◆ The request
Update the entries starting at the line that has "List each element" and stopping after the line that has "clause-3-1-3: 3.1.3. 提成费用部分". Replace "bbox" with "bounding box", and leave everything else in those lines unchanged.
-------- Material provided
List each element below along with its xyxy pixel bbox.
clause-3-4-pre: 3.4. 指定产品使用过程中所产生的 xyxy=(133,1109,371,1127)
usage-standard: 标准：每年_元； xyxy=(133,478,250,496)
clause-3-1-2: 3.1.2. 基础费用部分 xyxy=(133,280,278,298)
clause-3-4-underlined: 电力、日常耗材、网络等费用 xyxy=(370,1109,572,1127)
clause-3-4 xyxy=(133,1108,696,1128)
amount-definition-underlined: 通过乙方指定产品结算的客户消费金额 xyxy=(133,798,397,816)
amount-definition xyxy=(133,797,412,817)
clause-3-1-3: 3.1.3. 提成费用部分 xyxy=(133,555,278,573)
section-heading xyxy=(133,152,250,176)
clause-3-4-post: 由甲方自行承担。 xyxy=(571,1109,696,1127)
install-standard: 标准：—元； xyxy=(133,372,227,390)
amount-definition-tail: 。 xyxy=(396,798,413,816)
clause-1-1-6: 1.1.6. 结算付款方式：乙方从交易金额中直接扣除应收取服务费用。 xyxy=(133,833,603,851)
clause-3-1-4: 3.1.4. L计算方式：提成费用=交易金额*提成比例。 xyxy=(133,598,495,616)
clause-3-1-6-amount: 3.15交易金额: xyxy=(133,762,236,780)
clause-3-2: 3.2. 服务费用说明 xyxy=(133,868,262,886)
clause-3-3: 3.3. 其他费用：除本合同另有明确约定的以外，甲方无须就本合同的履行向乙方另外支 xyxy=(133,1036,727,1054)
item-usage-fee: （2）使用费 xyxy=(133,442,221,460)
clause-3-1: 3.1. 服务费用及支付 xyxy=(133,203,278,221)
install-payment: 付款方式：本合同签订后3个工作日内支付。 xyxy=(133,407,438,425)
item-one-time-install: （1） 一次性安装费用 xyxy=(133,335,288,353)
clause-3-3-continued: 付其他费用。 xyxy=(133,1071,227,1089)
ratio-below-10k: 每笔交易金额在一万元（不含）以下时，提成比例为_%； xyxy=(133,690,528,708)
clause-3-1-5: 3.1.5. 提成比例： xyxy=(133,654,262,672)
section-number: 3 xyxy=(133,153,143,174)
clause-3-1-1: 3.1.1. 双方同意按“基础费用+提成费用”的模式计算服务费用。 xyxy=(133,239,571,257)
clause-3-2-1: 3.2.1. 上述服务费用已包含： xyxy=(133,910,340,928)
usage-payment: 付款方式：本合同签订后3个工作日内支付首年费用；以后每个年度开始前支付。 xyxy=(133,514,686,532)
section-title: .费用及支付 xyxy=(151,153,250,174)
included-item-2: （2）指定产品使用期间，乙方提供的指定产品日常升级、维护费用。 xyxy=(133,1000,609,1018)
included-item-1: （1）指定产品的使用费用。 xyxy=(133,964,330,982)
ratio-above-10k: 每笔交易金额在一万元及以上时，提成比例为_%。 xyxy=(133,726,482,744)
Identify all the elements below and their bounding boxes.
----------------
-------- Material provided
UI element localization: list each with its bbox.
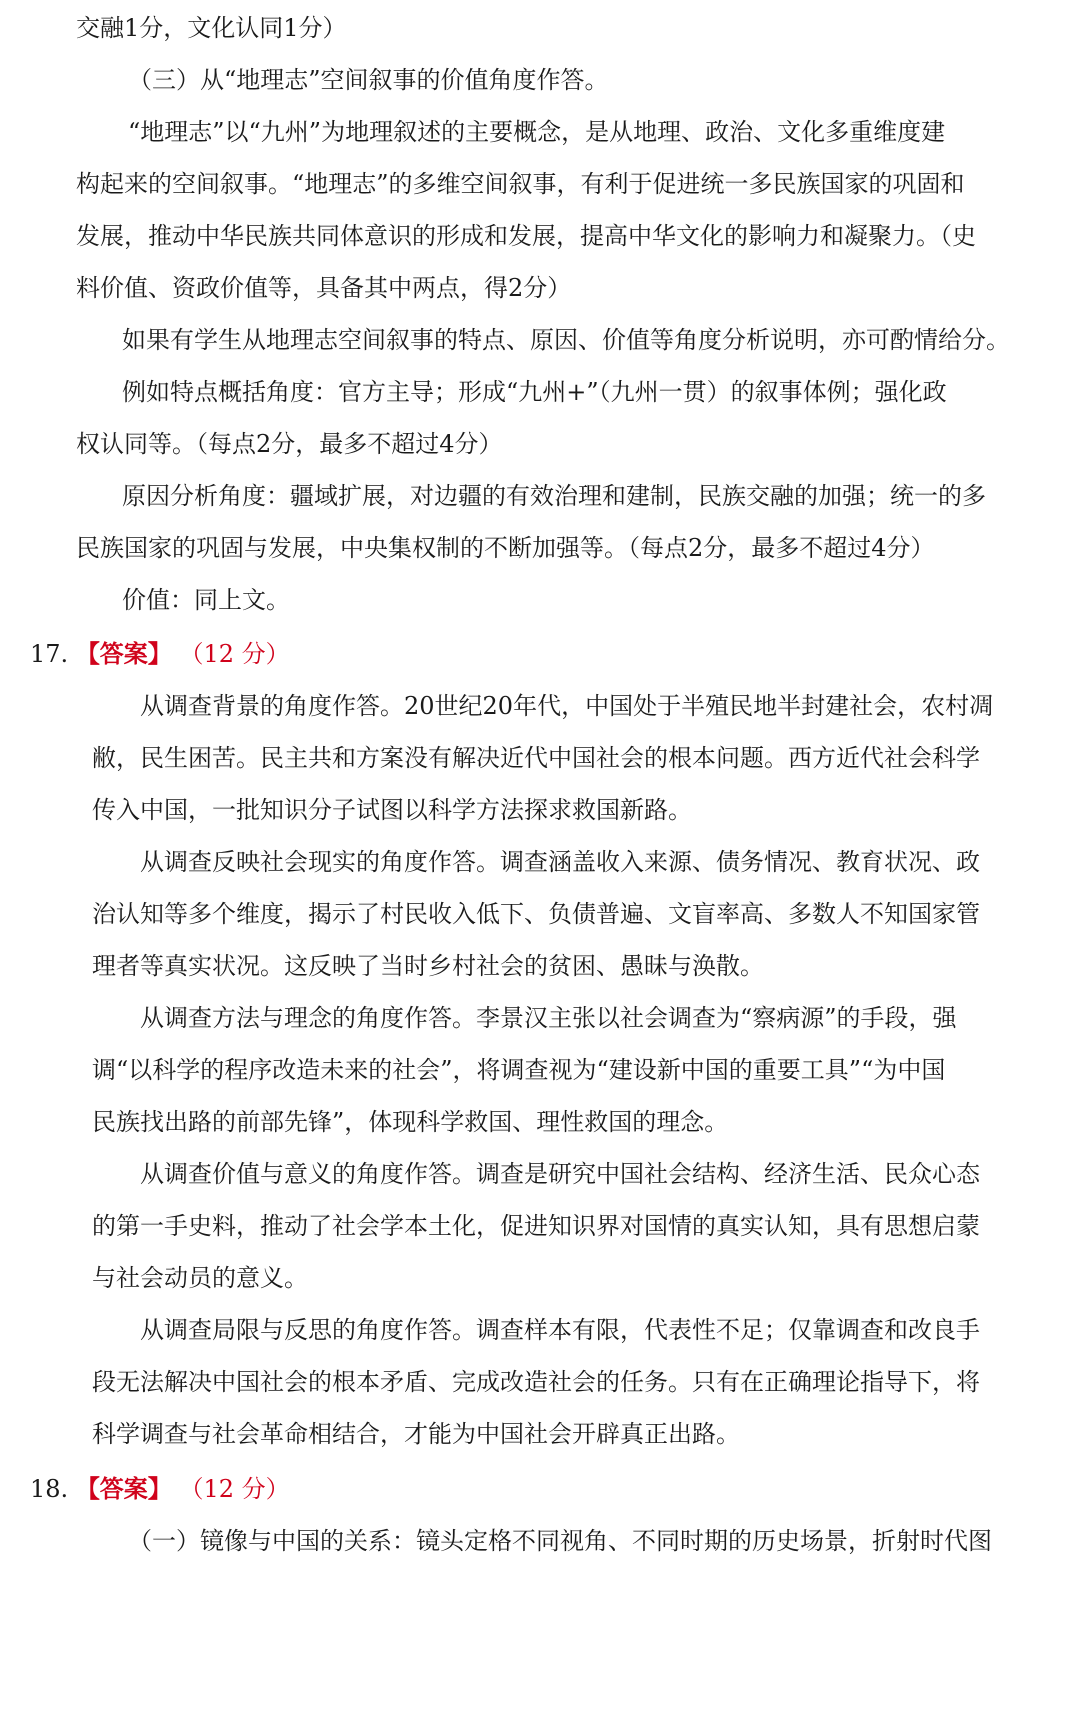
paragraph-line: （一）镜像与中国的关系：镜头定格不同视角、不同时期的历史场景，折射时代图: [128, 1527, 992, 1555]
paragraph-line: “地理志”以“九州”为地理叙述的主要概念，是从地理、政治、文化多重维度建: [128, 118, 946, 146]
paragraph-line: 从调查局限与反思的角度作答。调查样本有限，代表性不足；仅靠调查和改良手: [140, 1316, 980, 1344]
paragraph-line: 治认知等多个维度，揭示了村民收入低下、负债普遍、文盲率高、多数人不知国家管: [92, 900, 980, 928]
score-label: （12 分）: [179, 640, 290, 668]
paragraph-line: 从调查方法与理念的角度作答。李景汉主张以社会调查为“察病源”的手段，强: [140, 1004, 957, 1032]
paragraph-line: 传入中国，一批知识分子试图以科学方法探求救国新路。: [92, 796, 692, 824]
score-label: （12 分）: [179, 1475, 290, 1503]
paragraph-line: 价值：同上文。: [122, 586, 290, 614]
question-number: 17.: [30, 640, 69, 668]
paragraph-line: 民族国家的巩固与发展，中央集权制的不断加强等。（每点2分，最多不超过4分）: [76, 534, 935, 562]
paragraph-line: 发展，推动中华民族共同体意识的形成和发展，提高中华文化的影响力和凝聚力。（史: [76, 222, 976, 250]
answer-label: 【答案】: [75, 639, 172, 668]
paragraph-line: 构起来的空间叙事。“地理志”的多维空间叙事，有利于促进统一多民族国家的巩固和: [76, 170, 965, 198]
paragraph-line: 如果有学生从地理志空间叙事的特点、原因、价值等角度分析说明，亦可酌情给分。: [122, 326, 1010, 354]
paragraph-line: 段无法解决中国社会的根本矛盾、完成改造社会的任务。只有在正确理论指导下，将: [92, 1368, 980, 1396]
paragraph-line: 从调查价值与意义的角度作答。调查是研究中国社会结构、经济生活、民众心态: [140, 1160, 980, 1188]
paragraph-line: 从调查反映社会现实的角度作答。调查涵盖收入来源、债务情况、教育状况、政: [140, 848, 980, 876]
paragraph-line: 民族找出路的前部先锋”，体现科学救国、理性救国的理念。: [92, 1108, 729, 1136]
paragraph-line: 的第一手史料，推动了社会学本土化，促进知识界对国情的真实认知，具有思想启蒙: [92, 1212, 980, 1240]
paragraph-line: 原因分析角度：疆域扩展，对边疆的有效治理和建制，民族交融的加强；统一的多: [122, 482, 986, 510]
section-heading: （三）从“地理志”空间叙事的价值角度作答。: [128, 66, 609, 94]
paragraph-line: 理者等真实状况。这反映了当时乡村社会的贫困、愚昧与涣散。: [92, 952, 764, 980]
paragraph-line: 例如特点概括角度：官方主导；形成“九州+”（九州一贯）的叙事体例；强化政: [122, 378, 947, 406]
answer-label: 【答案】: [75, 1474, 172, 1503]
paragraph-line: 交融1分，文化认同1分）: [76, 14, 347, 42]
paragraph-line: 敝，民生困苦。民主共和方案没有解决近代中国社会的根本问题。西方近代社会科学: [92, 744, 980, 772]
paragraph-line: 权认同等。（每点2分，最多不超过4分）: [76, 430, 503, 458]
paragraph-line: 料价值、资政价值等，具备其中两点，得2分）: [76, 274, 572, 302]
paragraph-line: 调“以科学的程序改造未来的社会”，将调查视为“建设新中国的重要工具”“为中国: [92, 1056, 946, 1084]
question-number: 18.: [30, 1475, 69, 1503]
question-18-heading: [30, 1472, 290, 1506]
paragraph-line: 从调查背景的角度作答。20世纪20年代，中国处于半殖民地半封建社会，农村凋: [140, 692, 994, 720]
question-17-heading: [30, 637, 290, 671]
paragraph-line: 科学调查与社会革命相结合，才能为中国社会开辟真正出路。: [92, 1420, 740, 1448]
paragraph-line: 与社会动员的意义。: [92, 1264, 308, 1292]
----------------
◆ Solved problem
List each element below along with its xyxy pixel bounding box.
clause-3-4-pre: 3.4. 指定产品使用过程中所产生的 xyxy=(133,1109,371,1127)
usage-standard: 标准：每年_元； xyxy=(133,478,250,496)
clause-3-1-2: 3.1.2. 基础费用部分 xyxy=(133,280,278,298)
clause-3-4-underlined: 电力、日常耗材、网络等费用 xyxy=(370,1109,572,1127)
clause-3-4 xyxy=(133,1108,696,1128)
amount-definition-underlined: 通过乙方指定产品结算的客户消费金额 xyxy=(133,798,397,816)
amount-definition xyxy=(133,797,412,817)
clause-3-1-3: 3.1.3. 提成费用部分 xyxy=(133,555,278,573)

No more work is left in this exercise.